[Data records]
*****

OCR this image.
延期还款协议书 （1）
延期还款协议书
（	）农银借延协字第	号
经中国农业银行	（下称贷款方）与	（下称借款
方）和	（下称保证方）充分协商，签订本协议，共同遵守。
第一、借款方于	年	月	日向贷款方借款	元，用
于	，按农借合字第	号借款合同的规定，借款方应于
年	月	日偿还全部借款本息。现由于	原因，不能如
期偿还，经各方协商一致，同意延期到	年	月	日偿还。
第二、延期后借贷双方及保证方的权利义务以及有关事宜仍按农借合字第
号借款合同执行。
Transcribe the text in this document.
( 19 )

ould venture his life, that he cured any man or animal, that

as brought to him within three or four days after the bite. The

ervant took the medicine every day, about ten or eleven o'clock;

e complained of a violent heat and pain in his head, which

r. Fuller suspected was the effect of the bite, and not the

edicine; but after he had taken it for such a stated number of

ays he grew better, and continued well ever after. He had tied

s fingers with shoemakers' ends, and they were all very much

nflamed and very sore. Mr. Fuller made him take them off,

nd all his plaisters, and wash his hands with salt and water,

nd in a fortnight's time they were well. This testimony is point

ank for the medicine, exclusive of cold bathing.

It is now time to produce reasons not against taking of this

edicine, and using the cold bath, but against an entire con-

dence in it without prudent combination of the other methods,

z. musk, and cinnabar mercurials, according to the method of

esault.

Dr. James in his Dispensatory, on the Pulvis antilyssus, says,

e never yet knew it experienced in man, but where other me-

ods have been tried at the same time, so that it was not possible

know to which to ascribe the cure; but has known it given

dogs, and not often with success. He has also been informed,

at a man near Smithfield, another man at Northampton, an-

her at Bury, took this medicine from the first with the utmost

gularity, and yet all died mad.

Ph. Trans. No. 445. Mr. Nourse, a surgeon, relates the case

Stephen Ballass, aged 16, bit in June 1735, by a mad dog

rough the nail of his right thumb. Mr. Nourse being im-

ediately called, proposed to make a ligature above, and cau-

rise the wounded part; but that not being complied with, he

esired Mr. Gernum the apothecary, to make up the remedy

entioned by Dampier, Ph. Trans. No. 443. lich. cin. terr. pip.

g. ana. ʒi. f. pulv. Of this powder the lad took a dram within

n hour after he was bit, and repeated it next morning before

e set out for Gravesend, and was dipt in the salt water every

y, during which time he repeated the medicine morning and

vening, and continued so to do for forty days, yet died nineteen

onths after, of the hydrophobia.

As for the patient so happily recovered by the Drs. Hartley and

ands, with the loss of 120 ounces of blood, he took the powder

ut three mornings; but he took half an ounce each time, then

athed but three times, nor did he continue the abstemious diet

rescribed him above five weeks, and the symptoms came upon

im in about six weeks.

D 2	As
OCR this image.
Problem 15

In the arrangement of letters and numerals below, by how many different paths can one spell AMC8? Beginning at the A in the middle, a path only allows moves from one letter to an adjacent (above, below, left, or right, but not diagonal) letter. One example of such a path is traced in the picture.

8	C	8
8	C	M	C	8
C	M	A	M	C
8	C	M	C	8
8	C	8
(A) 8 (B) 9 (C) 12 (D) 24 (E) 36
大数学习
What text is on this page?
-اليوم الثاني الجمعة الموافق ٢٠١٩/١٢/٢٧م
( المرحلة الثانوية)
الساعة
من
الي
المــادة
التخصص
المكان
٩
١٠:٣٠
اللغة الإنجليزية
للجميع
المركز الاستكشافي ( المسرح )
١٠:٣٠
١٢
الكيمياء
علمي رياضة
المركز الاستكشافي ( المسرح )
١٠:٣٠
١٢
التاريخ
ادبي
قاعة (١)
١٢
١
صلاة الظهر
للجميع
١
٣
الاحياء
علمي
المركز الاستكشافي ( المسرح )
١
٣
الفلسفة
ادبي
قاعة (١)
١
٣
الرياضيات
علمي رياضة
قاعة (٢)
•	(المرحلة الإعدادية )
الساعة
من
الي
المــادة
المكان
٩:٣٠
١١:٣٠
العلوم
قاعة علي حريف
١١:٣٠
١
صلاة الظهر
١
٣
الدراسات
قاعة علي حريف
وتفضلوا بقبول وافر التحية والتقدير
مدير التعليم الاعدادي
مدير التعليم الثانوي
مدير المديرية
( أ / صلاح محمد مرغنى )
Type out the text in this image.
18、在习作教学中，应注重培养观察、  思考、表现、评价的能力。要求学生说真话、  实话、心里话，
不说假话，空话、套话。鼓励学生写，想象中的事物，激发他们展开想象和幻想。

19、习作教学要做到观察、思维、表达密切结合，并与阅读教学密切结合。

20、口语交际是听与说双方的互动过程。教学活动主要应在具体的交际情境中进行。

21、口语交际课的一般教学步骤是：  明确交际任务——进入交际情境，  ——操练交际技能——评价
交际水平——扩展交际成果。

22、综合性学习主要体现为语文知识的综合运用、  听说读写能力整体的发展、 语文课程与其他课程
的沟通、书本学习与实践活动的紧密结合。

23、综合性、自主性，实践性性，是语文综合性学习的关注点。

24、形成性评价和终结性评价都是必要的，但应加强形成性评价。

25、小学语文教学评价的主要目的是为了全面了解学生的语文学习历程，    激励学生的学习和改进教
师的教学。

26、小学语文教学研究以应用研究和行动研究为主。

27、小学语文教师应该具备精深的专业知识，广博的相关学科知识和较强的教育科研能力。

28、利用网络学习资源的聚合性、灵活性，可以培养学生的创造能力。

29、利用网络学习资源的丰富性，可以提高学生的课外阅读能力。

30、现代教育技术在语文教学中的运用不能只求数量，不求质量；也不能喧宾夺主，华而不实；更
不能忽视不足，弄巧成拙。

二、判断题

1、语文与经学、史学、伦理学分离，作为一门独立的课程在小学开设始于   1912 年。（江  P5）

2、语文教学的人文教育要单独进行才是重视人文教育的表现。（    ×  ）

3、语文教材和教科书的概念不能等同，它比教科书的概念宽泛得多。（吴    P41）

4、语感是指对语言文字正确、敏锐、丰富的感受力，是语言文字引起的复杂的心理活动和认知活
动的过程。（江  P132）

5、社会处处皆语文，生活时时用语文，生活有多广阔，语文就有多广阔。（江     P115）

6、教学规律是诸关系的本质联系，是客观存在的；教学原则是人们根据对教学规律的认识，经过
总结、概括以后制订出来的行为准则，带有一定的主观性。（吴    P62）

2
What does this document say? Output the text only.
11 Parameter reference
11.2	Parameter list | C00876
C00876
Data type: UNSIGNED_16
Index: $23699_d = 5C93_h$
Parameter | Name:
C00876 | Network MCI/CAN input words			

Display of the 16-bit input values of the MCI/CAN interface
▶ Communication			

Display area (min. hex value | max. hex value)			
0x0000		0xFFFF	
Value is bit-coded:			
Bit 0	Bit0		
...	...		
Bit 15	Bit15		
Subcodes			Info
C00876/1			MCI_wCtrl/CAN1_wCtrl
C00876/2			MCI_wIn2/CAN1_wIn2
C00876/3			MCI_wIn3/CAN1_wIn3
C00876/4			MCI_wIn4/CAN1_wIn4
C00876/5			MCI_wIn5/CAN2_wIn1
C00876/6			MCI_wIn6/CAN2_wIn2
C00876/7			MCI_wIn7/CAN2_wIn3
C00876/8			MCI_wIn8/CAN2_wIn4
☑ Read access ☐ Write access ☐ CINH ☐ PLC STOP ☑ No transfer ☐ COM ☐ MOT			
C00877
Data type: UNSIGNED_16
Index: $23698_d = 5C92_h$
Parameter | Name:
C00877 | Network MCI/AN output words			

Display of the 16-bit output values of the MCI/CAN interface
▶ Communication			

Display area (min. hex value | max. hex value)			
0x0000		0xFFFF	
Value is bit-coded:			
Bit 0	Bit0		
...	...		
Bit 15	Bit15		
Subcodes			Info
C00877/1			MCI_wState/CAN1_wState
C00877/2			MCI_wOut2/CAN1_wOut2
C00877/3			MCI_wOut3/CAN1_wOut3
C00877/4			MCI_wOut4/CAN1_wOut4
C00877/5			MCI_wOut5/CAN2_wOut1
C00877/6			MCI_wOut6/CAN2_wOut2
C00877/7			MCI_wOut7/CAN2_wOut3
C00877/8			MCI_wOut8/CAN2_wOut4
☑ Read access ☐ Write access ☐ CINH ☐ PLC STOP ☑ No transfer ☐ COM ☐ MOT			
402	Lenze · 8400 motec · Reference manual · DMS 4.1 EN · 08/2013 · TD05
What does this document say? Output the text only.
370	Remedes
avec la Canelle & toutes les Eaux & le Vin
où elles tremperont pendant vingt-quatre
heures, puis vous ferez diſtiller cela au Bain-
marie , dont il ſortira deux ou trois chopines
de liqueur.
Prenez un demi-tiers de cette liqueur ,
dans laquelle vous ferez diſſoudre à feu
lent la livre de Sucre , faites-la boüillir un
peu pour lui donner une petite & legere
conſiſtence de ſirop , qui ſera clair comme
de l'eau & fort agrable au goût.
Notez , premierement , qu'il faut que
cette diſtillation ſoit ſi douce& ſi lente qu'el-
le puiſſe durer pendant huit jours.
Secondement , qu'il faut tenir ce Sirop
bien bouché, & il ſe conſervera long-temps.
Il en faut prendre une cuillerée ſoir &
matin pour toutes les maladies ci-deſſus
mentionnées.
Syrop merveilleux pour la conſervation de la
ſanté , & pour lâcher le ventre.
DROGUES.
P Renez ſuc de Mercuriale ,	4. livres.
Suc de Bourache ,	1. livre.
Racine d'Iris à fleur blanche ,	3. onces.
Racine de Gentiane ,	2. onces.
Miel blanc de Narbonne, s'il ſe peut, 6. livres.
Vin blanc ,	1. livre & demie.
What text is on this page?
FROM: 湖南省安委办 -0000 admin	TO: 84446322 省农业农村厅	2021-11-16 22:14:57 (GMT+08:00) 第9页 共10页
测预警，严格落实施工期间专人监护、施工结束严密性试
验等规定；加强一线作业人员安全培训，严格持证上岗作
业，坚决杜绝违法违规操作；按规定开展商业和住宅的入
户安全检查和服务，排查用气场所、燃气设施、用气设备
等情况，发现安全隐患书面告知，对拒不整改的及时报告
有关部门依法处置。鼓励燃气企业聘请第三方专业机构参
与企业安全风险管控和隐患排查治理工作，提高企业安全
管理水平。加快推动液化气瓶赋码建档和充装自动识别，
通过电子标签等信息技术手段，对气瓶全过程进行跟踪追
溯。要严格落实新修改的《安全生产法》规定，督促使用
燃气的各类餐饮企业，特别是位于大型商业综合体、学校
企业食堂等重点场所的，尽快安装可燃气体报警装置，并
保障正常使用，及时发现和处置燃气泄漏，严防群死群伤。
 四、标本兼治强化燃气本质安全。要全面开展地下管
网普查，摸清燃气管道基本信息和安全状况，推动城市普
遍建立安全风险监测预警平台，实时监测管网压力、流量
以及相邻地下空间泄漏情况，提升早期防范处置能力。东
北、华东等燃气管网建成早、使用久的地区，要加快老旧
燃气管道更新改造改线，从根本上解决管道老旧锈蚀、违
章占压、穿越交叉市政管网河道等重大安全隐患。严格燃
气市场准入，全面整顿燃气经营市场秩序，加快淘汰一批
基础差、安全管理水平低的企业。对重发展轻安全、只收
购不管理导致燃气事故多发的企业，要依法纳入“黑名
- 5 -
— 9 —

*****

:: The task ::
From the records above, pull out every line containing the word "days".

:: Exercise response ::
as brought to him within three or four days after the bite. The
vening, and continued so to do for forty days, yet died nineteen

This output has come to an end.